## begin

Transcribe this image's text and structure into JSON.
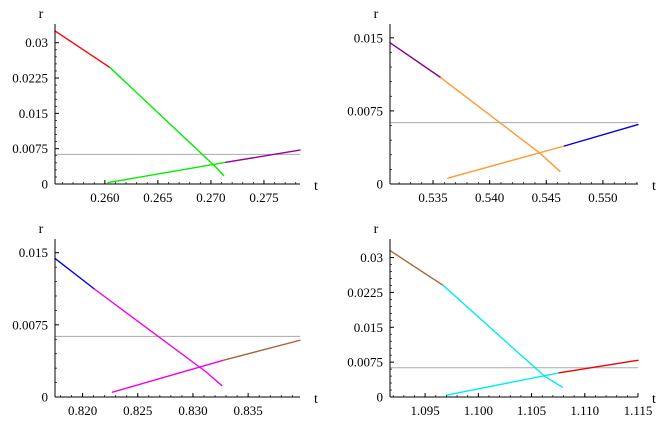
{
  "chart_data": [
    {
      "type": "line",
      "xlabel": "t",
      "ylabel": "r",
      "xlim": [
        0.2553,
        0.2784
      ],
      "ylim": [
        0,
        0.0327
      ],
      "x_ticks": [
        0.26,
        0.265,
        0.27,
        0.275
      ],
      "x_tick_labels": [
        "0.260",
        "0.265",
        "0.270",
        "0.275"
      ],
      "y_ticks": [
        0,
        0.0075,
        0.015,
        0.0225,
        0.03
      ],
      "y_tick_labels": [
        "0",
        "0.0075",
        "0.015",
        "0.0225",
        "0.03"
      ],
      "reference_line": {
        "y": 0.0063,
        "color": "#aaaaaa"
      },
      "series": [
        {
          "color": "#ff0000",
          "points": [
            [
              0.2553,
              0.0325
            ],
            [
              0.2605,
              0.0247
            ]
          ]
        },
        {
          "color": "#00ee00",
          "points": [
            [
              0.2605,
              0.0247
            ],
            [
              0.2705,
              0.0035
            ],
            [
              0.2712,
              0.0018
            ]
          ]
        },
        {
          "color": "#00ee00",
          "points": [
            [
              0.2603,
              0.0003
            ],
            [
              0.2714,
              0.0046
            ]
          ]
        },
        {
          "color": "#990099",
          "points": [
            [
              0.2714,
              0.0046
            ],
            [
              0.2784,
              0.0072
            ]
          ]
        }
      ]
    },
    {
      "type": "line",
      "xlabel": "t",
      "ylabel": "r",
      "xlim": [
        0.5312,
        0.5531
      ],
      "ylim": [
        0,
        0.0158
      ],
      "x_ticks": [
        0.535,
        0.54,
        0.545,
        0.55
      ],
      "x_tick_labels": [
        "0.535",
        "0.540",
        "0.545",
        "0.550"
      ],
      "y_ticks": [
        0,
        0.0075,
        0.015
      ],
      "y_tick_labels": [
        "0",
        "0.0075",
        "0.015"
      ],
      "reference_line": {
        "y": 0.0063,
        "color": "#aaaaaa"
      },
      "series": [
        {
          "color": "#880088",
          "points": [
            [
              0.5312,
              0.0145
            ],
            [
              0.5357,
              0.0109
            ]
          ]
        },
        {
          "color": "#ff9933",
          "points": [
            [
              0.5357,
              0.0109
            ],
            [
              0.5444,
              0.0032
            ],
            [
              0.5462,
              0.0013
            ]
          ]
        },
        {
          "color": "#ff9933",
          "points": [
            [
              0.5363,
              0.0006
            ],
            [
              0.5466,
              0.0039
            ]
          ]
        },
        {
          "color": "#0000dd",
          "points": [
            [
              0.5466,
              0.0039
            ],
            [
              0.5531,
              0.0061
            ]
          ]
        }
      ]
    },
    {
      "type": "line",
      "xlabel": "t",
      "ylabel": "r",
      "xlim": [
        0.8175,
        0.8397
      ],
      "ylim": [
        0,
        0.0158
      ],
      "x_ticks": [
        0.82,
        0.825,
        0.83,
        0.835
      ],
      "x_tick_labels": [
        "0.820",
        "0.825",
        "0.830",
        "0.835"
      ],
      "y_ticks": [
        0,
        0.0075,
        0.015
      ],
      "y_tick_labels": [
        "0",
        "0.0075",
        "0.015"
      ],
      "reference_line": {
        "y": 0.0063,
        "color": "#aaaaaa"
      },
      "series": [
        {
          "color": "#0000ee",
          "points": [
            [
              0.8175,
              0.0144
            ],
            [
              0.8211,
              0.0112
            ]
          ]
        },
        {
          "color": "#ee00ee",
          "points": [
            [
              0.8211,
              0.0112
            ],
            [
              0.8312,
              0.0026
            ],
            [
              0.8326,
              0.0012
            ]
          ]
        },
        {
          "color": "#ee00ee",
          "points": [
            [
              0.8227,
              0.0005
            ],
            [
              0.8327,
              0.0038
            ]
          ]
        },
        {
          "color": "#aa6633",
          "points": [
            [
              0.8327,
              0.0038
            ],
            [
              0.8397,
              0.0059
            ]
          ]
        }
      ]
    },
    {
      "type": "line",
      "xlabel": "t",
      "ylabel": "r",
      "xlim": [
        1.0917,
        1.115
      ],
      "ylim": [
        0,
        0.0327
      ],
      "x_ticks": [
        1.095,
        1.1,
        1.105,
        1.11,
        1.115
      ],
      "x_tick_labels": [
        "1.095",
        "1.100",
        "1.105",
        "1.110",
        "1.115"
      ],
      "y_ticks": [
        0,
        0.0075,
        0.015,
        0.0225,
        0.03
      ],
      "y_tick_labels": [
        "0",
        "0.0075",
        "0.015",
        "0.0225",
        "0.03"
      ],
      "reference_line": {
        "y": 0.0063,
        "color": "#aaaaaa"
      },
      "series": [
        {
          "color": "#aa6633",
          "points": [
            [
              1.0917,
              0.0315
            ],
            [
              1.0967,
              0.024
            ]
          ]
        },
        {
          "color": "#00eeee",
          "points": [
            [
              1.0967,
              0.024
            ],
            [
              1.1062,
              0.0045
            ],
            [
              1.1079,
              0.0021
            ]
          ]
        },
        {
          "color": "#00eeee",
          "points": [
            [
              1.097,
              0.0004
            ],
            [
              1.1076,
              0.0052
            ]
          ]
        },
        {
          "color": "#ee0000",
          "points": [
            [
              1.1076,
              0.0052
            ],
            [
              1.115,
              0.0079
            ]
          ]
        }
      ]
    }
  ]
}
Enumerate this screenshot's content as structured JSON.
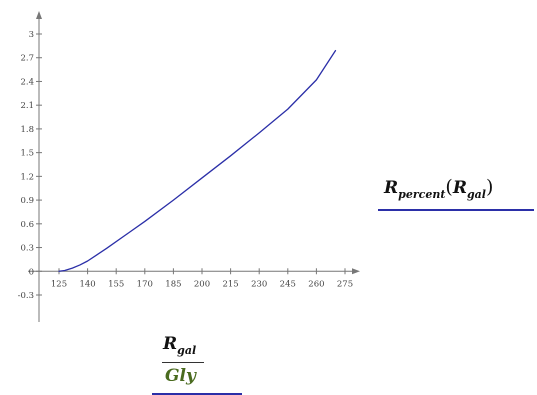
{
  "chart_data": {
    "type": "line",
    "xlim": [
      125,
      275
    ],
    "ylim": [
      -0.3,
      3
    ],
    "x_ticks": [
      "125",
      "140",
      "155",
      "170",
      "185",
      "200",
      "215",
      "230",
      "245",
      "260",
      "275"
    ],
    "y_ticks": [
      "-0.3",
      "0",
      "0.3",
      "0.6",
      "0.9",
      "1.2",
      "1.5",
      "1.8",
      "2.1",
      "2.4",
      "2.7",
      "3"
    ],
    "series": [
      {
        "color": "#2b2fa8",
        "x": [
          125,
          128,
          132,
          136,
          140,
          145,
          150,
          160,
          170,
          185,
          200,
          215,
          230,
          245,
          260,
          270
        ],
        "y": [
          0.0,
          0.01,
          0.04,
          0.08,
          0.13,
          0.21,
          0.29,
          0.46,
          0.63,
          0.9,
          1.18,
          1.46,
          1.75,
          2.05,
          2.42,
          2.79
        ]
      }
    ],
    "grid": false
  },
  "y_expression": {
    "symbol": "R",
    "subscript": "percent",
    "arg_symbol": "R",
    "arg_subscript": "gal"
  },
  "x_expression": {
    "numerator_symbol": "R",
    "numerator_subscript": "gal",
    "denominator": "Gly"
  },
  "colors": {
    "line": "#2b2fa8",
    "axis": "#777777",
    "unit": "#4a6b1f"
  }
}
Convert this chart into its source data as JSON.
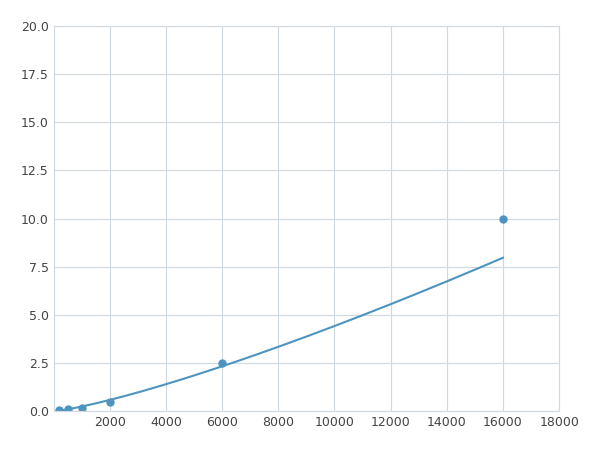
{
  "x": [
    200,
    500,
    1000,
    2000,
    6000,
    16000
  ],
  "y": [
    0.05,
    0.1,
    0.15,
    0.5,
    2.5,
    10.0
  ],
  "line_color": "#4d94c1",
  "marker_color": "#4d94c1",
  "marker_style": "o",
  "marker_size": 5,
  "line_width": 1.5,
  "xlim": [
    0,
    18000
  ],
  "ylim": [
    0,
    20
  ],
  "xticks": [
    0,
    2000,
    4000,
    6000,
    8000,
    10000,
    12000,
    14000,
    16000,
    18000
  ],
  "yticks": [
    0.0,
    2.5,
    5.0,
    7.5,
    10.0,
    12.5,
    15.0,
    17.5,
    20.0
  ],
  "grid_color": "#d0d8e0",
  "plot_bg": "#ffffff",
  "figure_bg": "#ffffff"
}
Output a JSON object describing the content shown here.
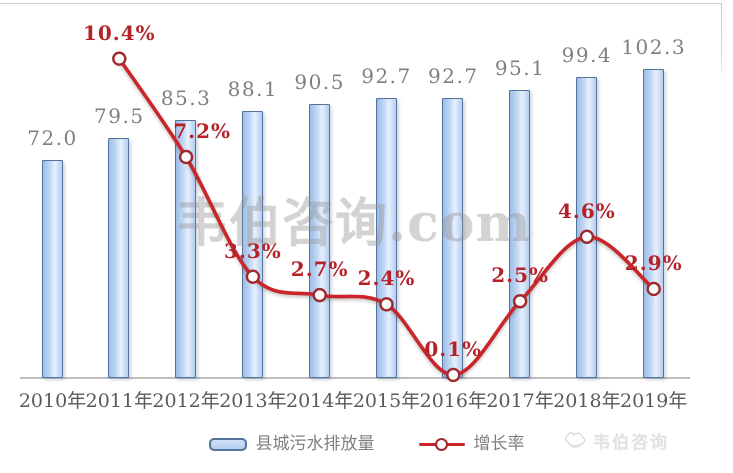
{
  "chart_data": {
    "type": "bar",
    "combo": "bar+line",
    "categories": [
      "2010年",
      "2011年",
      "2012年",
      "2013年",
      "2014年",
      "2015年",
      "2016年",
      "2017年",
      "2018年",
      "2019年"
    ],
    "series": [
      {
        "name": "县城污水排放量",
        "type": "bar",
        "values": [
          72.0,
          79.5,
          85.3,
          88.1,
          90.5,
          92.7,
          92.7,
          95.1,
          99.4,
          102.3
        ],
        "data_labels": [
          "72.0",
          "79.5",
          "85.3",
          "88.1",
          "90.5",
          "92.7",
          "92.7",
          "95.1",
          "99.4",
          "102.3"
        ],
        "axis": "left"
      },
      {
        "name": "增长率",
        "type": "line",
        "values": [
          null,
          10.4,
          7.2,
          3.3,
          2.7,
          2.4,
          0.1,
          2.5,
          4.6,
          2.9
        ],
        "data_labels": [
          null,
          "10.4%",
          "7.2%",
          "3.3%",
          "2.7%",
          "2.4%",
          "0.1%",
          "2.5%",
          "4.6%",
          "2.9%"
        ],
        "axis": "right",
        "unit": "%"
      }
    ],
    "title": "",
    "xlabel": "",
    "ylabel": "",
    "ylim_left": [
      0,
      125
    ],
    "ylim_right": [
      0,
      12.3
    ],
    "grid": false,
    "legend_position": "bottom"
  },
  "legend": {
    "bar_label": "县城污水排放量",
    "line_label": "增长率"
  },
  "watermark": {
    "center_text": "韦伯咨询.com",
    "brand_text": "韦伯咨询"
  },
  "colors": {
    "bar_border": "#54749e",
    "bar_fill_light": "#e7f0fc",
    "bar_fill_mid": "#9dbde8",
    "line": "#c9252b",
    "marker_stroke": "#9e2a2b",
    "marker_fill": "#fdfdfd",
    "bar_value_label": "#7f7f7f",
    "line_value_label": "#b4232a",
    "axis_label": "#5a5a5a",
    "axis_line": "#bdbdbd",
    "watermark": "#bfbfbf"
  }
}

## end

> [Objective] Using the records above, pull out each line where the word "JSON" occurs.

> [Correct response]
Transcribe this image's text and structure into JSON.
Enumerate this screenshot's content as structured JSON.
Convert this chart into its source data as JSON.
Output a JSON object describing the content shown here.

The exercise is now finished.